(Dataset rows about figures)
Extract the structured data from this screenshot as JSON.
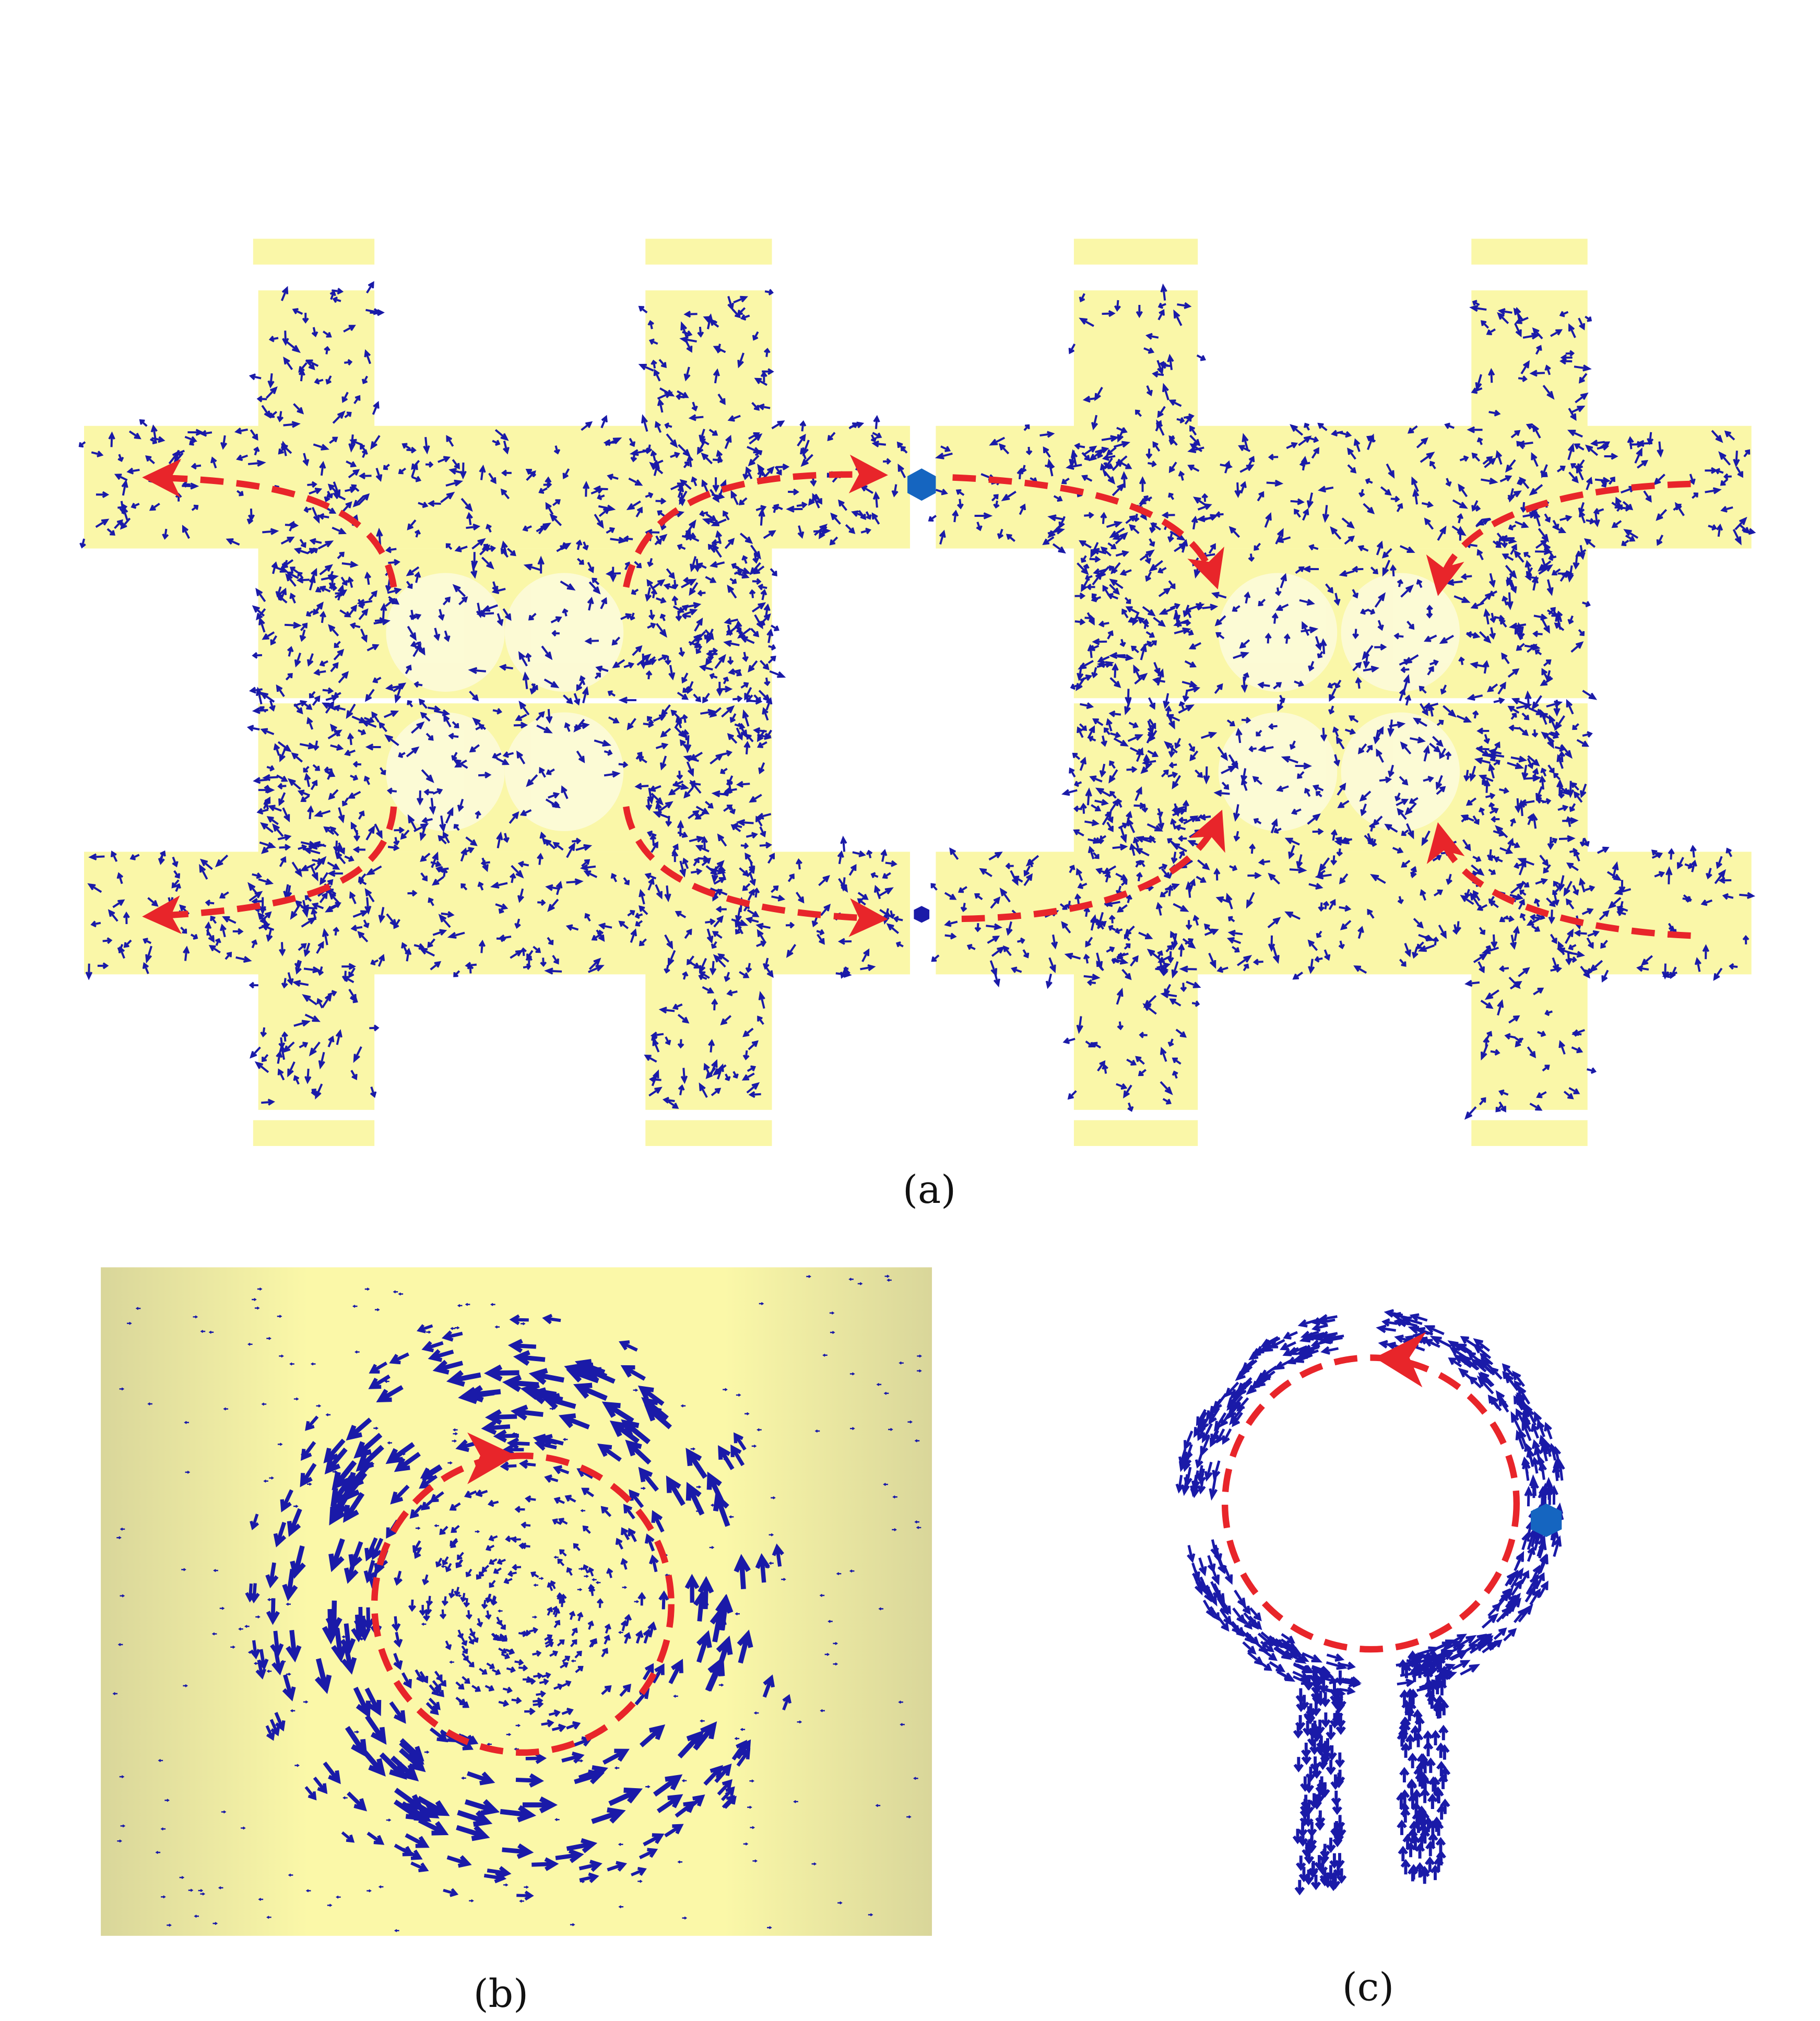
{
  "panels": [
    {
      "label": "(a)"
    },
    {
      "label": "(b)"
    },
    {
      "label": "(c)"
    }
  ],
  "colors": {
    "conductor": "#faf7a8",
    "current_vectors": "#1a1aa8",
    "current_path": "#e8252a",
    "port": "#1565c0"
  },
  "icons": [
    "current-vector-arrow",
    "current-path-arrow",
    "port-marker"
  ]
}
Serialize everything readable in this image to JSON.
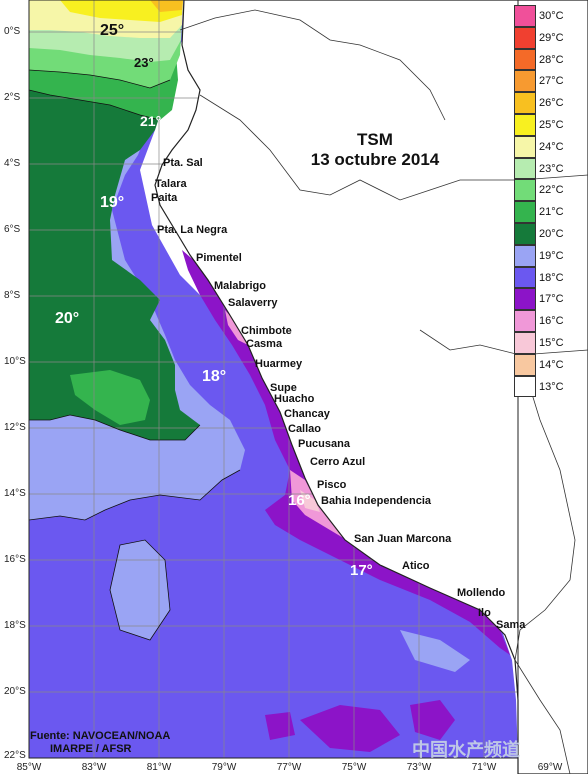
{
  "title": {
    "line1": "TSM",
    "line2": "13 octubre 2014"
  },
  "latitudes": [
    "0°S",
    "2°S",
    "4°S",
    "6°S",
    "8°S",
    "10°S",
    "12°S",
    "14°S",
    "16°S",
    "18°S",
    "20°S",
    "22°S"
  ],
  "longitudes": [
    "85°W",
    "83°W",
    "81°W",
    "79°W",
    "77°W",
    "75°W",
    "73°W",
    "71°W",
    "69°W"
  ],
  "legend": [
    {
      "label": "30°C",
      "color": "#f0509a"
    },
    {
      "label": "29°C",
      "color": "#f04030"
    },
    {
      "label": "28°C",
      "color": "#f46a28"
    },
    {
      "label": "27°C",
      "color": "#f79a30"
    },
    {
      "label": "26°C",
      "color": "#f8c020"
    },
    {
      "label": "25°C",
      "color": "#f8f020"
    },
    {
      "label": "24°C",
      "color": "#f6f6a8"
    },
    {
      "label": "23°C",
      "color": "#b6ecb0"
    },
    {
      "label": "22°C",
      "color": "#72dc78"
    },
    {
      "label": "21°C",
      "color": "#34b44e"
    },
    {
      "label": "20°C",
      "color": "#157a3a"
    },
    {
      "label": "19°C",
      "color": "#9aa4f4"
    },
    {
      "label": "18°C",
      "color": "#6b58f0"
    },
    {
      "label": "17°C",
      "color": "#8c14c8"
    },
    {
      "label": "16°C",
      "color": "#f098d8"
    },
    {
      "label": "15°C",
      "color": "#f8c8d8"
    },
    {
      "label": "14°C",
      "color": "#f8c8a0"
    },
    {
      "label": "13°C",
      "color": "#ffffff"
    }
  ],
  "isotherm_labels": [
    "25°",
    "23°",
    "21°",
    "19°",
    "20°",
    "18°",
    "16°",
    "17°"
  ],
  "places": [
    "Pta. Sal",
    "Talara",
    "Paita",
    "Pta. La Negra",
    "Pimentel",
    "Malabrigo",
    "Salaverry",
    "Chimbote",
    "Casma",
    "Huarmey",
    "Supe",
    "Huacho",
    "Chancay",
    "Callao",
    "Pucusana",
    "Cerro Azul",
    "Pisco",
    "Bahia Independencia",
    "San Juan Marcona",
    "Atico",
    "Mollendo",
    "Ilo",
    "Sama"
  ],
  "source": {
    "line1": "Fuente: NAVOCEAN/NOAA",
    "line2": "IMARPE / AFSR"
  },
  "watermark": "中国水产频道"
}
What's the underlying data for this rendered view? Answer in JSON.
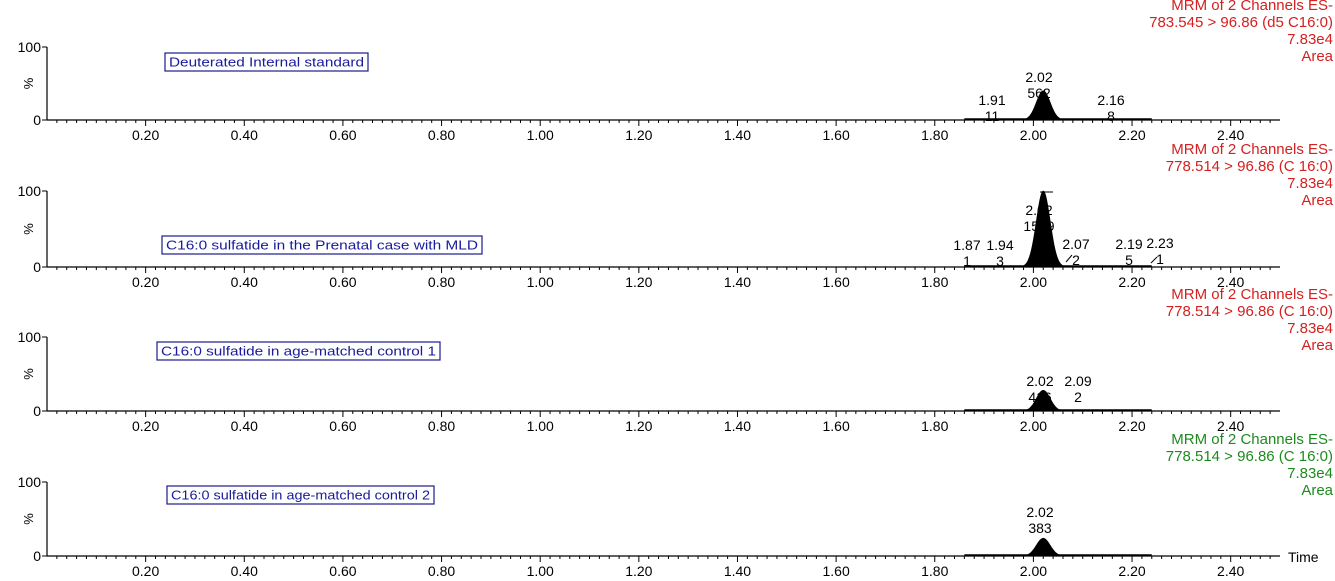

Job
Check each line above for the word "arrow", and copy the lines where it appears.

Result for this exercise
    "current-vector-arrow",
    "current-path-arrow",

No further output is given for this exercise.